Output every record below exactly as it appears.

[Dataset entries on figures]
━━━━━━━━━━━━━━━━━━━━
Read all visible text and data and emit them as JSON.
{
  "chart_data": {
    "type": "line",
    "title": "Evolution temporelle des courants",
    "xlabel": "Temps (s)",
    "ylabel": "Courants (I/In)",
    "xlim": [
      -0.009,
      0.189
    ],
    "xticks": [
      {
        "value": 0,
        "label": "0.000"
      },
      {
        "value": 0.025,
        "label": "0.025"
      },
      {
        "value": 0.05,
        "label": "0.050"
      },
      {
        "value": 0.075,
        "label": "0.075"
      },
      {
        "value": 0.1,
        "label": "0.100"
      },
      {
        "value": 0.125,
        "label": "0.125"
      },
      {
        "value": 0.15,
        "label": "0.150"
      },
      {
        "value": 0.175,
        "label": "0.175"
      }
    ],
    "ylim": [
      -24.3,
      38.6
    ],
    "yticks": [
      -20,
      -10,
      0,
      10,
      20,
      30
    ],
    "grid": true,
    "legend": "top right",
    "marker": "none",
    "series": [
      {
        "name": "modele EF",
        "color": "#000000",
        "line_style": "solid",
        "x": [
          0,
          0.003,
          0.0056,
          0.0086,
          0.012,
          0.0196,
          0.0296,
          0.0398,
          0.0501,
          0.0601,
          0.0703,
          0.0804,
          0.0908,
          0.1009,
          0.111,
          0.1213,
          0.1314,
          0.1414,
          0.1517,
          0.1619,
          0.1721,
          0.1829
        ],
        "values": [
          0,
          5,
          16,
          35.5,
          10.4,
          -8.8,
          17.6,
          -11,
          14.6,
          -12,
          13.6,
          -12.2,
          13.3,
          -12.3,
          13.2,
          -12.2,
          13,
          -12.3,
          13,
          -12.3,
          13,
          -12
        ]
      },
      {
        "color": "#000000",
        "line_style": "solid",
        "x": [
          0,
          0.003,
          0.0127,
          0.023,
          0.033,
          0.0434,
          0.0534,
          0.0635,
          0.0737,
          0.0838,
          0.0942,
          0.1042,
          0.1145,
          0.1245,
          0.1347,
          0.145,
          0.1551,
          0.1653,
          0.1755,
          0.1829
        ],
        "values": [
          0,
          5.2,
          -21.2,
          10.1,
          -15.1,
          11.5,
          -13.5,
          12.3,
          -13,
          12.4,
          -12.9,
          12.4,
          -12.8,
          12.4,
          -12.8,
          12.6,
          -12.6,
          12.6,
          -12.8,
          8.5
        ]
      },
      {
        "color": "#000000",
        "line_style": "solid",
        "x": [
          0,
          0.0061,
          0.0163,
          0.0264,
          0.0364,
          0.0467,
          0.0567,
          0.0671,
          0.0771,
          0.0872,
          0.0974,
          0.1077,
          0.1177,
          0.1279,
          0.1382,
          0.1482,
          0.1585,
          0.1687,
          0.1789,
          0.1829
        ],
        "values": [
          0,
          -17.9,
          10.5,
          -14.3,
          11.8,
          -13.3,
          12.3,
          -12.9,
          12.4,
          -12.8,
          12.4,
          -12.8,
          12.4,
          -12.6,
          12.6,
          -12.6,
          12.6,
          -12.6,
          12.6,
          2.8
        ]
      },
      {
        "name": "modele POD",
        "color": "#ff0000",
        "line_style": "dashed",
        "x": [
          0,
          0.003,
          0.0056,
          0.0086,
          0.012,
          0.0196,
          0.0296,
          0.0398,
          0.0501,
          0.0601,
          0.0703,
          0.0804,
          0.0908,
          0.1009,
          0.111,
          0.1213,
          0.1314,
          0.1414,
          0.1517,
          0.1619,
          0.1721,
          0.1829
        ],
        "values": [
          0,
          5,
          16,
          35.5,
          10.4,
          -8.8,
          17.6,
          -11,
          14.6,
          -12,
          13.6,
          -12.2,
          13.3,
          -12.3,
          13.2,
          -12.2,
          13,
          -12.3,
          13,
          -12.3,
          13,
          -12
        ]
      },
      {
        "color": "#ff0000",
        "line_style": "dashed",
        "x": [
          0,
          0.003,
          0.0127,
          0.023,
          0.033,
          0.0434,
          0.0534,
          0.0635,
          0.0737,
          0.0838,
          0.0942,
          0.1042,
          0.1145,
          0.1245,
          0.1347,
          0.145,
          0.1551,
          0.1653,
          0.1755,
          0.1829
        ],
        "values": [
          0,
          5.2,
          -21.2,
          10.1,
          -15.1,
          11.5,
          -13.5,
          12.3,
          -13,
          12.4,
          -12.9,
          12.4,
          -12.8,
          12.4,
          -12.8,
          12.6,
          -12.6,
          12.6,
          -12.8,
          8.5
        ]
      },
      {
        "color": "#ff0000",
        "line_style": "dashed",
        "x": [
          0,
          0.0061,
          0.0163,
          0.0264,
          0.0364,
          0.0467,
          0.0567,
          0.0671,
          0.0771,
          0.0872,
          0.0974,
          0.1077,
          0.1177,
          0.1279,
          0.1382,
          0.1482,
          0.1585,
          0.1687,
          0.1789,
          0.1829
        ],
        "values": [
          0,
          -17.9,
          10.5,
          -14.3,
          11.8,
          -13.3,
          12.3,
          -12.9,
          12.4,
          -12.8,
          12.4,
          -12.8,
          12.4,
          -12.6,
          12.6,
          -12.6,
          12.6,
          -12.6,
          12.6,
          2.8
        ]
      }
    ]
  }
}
━━━━━━━━━━━━━━━━━━━━
» RESPONSE FOR THIS EXERCISE
Read all visible text and data and emit them as JSON.
{
  "chart_data": {
    "type": "line",
    "title": "Evolution temporelle des courants",
    "xlabel": "Temps (s)",
    "ylabel": "Courants (I/In)",
    "xlim": [
      -0.009,
      0.189
    ],
    "xticks": [
      {
        "value": 0,
        "label": "0.000"
      },
      {
        "value": 0.025,
        "label": "0.025"
      },
      {
        "value": 0.05,
        "label": "0.050"
      },
      {
        "value": 0.075,
        "label": "0.075"
      },
      {
        "value": 0.1,
        "label": "0.100"
      },
      {
        "value": 0.125,
        "label": "0.125"
      },
      {
        "value": 0.15,
        "label": "0.150"
      },
      {
        "value": 0.175,
        "label": "0.175"
      }
    ],
    "ylim": [
      -24.3,
      38.6
    ],
    "yticks": [
      -20,
      -10,
      0,
      10,
      20,
      30
    ],
    "grid": true,
    "legend": "top right",
    "marker": "none",
    "series": [
      {
        "name": "modele EF",
        "color": "#000000",
        "line_style": "solid",
        "x": [
          0,
          0.003,
          0.0056,
          0.0086,
          0.012,
          0.0196,
          0.0296,
          0.0398,
          0.0501,
          0.0601,
          0.0703,
          0.0804,
          0.0908,
          0.1009,
          0.111,
          0.1213,
          0.1314,
          0.1414,
          0.1517,
          0.1619,
          0.1721,
          0.1829
        ],
        "values": [
          0,
          5,
          16,
          35.5,
          10.4,
          -8.8,
          17.6,
          -11,
          14.6,
          -12,
          13.6,
          -12.2,
          13.3,
          -12.3,
          13.2,
          -12.2,
          13,
          -12.3,
          13,
          -12.3,
          13,
          -12
        ]
      },
      {
        "color": "#000000",
        "line_style": "solid",
        "x": [
          0,
          0.003,
          0.0127,
          0.023,
          0.033,
          0.0434,
          0.0534,
          0.0635,
          0.0737,
          0.0838,
          0.0942,
          0.1042,
          0.1145,
          0.1245,
          0.1347,
          0.145,
          0.1551,
          0.1653,
          0.1755,
          0.1829
        ],
        "values": [
          0,
          5.2,
          -21.2,
          10.1,
          -15.1,
          11.5,
          -13.5,
          12.3,
          -13,
          12.4,
          -12.9,
          12.4,
          -12.8,
          12.4,
          -12.8,
          12.6,
          -12.6,
          12.6,
          -12.8,
          8.5
        ]
      },
      {
        "color": "#000000",
        "line_style": "solid",
        "x": [
          0,
          0.0061,
          0.0163,
          0.0264,
          0.0364,
          0.0467,
          0.0567,
          0.0671,
          0.0771,
          0.0872,
          0.0974,
          0.1077,
          0.1177,
          0.1279,
          0.1382,
          0.1482,
          0.1585,
          0.1687,
          0.1789,
          0.1829
        ],
        "values": [
          0,
          -17.9,
          10.5,
          -14.3,
          11.8,
          -13.3,
          12.3,
          -12.9,
          12.4,
          -12.8,
          12.4,
          -12.8,
          12.4,
          -12.6,
          12.6,
          -12.6,
          12.6,
          -12.6,
          12.6,
          2.8
        ]
      },
      {
        "name": "modele POD",
        "color": "#ff0000",
        "line_style": "dashed",
        "x": [
          0,
          0.003,
          0.0056,
          0.0086,
          0.012,
          0.0196,
          0.0296,
          0.0398,
          0.0501,
          0.0601,
          0.0703,
          0.0804,
          0.0908,
          0.1009,
          0.111,
          0.1213,
          0.1314,
          0.1414,
          0.1517,
          0.1619,
          0.1721,
          0.1829
        ],
        "values": [
          0,
          5,
          16,
          35.5,
          10.4,
          -8.8,
          17.6,
          -11,
          14.6,
          -12,
          13.6,
          -12.2,
          13.3,
          -12.3,
          13.2,
          -12.2,
          13,
          -12.3,
          13,
          -12.3,
          13,
          -12
        ]
      },
      {
        "color": "#ff0000",
        "line_style": "dashed",
        "x": [
          0,
          0.003,
          0.0127,
          0.023,
          0.033,
          0.0434,
          0.0534,
          0.0635,
          0.0737,
          0.0838,
          0.0942,
          0.1042,
          0.1145,
          0.1245,
          0.1347,
          0.145,
          0.1551,
          0.1653,
          0.1755,
          0.1829
        ],
        "values": [
          0,
          5.2,
          -21.2,
          10.1,
          -15.1,
          11.5,
          -13.5,
          12.3,
          -13,
          12.4,
          -12.9,
          12.4,
          -12.8,
          12.4,
          -12.8,
          12.6,
          -12.6,
          12.6,
          -12.8,
          8.5
        ]
      },
      {
        "color": "#ff0000",
        "line_style": "dashed",
        "x": [
          0,
          0.0061,
          0.0163,
          0.0264,
          0.0364,
          0.0467,
          0.0567,
          0.0671,
          0.0771,
          0.0872,
          0.0974,
          0.1077,
          0.1177,
          0.1279,
          0.1382,
          0.1482,
          0.1585,
          0.1687,
          0.1789,
          0.1829
        ],
        "values": [
          0,
          -17.9,
          10.5,
          -14.3,
          11.8,
          -13.3,
          12.3,
          -12.9,
          12.4,
          -12.8,
          12.4,
          -12.8,
          12.4,
          -12.6,
          12.6,
          -12.6,
          12.6,
          -12.6,
          12.6,
          2.8
        ]
      }
    ]
  }
}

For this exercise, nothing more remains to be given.